- [Task to complete]: The data below should be printed in full, exactly, and without any of its images.

- [Provided material]:
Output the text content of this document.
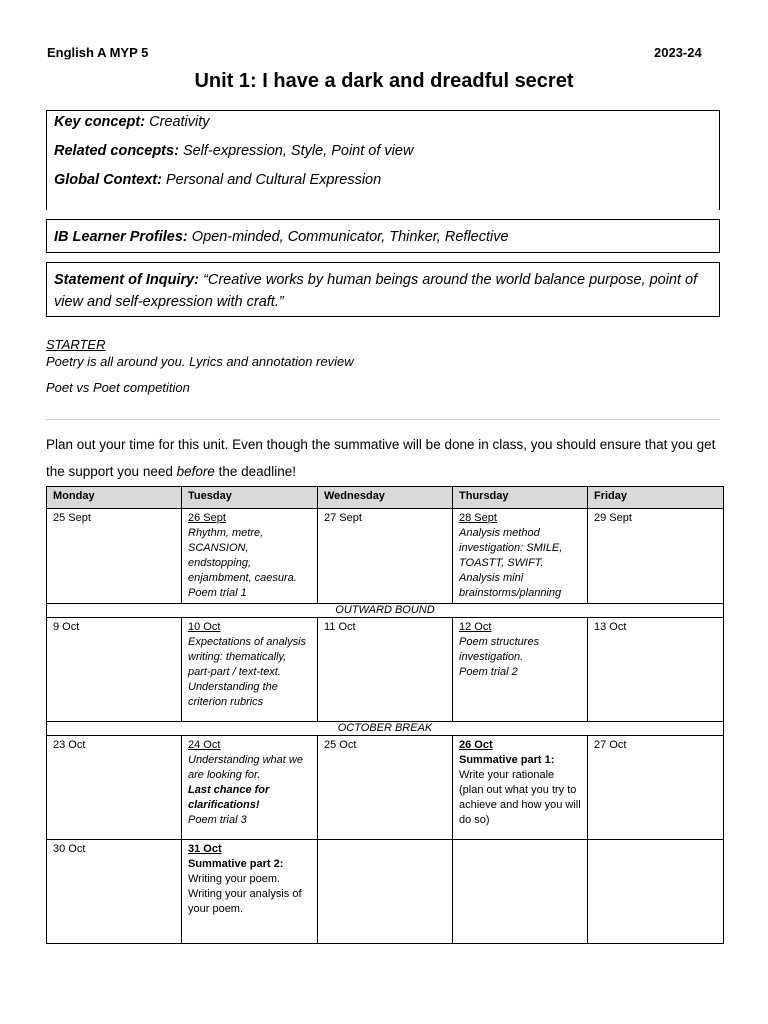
English A MYP 5	2023-24
Unit 1: I have a dark and dreadful secret
Key concept: Creativity
Related concepts: Self-expression, Style, Point of view
Global Context: Personal and Cultural Expression
IB Learner Profiles: Open-minded, Communicator, Thinker, Reflective
Statement of Inquiry: “Creative works by human beings around the world balance purpose, point of view and self-expression with craft.”
STARTER
Poetry is all around you. Lyrics and annotation review
Poet vs Poet competition
Plan out your time for this unit. Even though the summative will be done in class, you should ensure that you get the support you need before the deadline!
Monday	Tuesday	Wednesday	Thursday	Friday

25 Sept	26 Sept
Rhythm, metre, SCANSION, endstopping, enjambment, caesura.
Poem trial 1	27 Sept	28 Sept
Analysis method investigation: SMILE, TOASTT, SWIFT.
Analysis mini brainstorms/planning	29 Sept

OUTWARD BOUND				

9 Oct	10 Oct
Expectations of analysis writing: thematically, part-part / text-text.
Understanding the criterion rubrics	11 Oct	12 Oct
Poem structures investigation.
Poem trial 2	13 Oct

OCTOBER BREAK				

23 Oct	24 Oct
Understanding what we are looking for.
Last chance for clarifications!
Poem trial 3	25 Oct	26 Oct
Summative part 1:
Write your rationale (plan out what you try to achieve and how you will do so)	27 Oct

30 Oct	31 Oct
Summative part 2:
Writing your poem.
Writing your analysis of your poem.			
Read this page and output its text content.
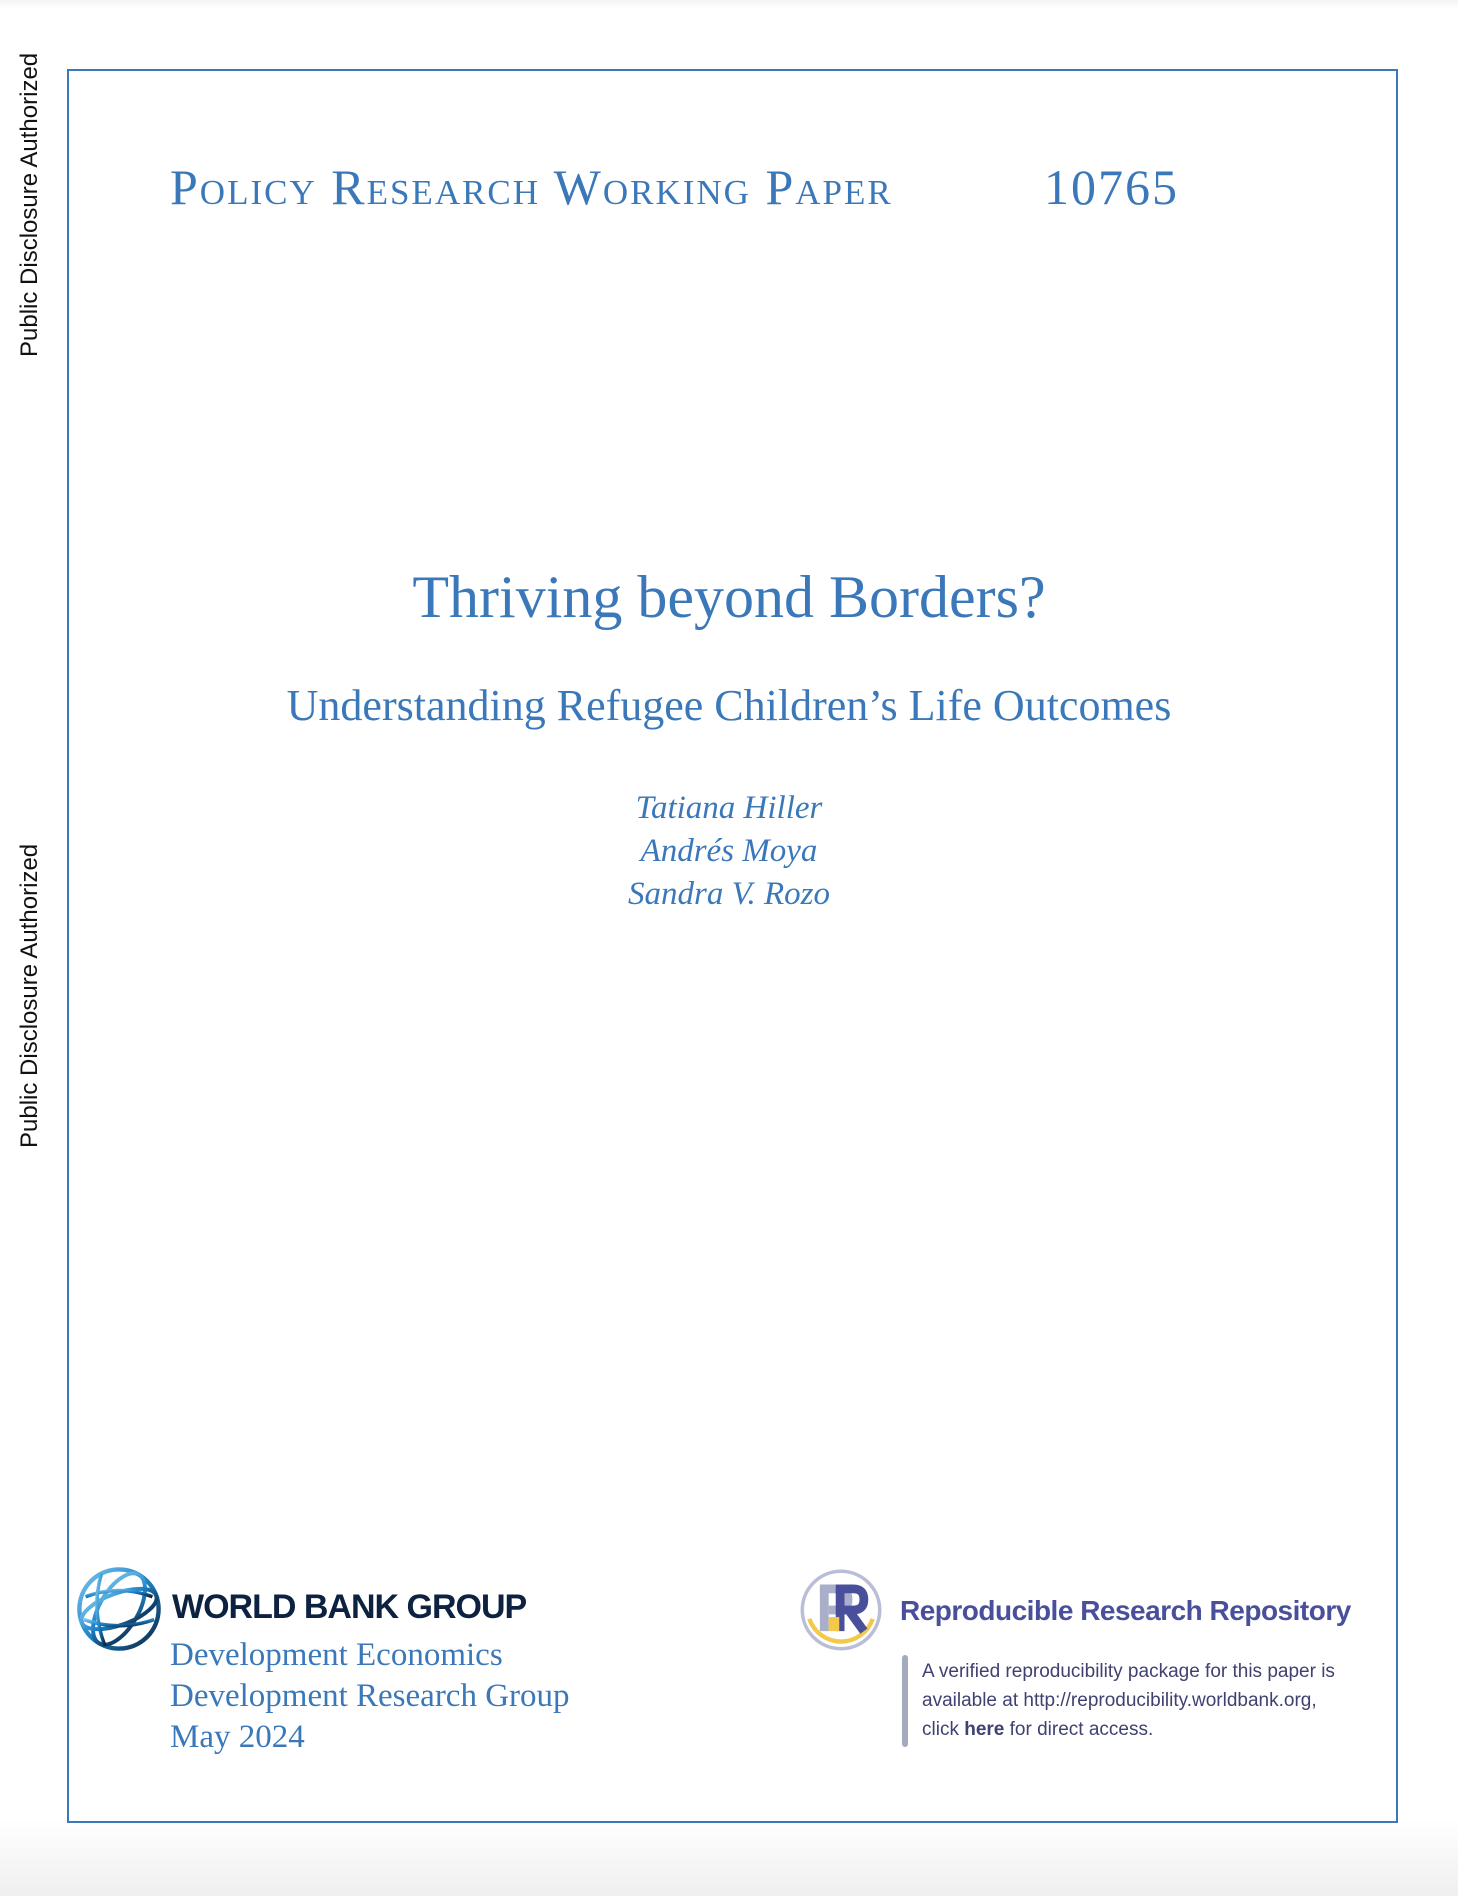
Public Disclosure Authorized
Public Disclosure Authorized
Policy Research Working Paper	10765
Thriving beyond Borders?
Understanding Refugee Children’s Life Outcomes
Tatiana Hiller
Andrés Moya
Sandra V. Rozo
WORLD BANK GROUP
Development Economics
Development Research Group
May 2024
Reproducible Research Repository
A verified reproducibility package for this paper is
available at http://reproducibility.worldbank.org,
click here for direct access.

- [Full output]:
Output the text content of this document.
English A MYP 5	2023-24
Unit 1: I have a dark and dreadful secret
Key concept: Creativity
Related concepts: Self-expression, Style, Point of view
Global Context: Personal and Cultural Expression
IB Learner Profiles: Open-minded, Communicator, Thinker, Reflective
Statement of Inquiry: “Creative works by human beings around the world balance purpose, point of view and self-expression with craft.”
STARTER
Poetry is all around you. Lyrics and annotation review
Poet vs Poet competition
Plan out your time for this unit. Even though the summative will be done in class, you should ensure that you get the support you need before the deadline!
Monday	Tuesday	Wednesday	Thursday	Friday

25 Sept	26 Sept
Rhythm, metre, SCANSION, endstopping, enjambment, caesura.
Poem trial 1	27 Sept	28 Sept
Analysis method investigation: SMILE, TOASTT, SWIFT.
Analysis mini brainstorms/planning	29 Sept

OUTWARD BOUND				

9 Oct	10 Oct
Expectations of analysis writing: thematically, part-part / text-text.
Understanding the criterion rubrics	11 Oct	12 Oct
Poem structures investigation.
Poem trial 2	13 Oct

OCTOBER BREAK				

23 Oct	24 Oct
Understanding what we are looking for.
Last chance for clarifications!
Poem trial 3	25 Oct	26 Oct
Summative part 1:
Write your rationale (plan out what you try to achieve and how you will do so)	27 Oct

30 Oct	31 Oct
Summative part 2:
Writing your poem.
Writing your analysis of your poem.			
Read this page and output its text content.
Public Disclosure Authorized
Public Disclosure Authorized
Policy Research Working Paper	10765
Thriving beyond Borders?
Understanding Refugee Children’s Life Outcomes
Tatiana Hiller
Andrés Moya
Sandra V. Rozo
WORLD BANK GROUP
Development Economics
Development Research Group
May 2024
Reproducible Research Repository
A verified reproducibility package for this paper is
available at http://reproducibility.worldbank.org,
click here for direct access.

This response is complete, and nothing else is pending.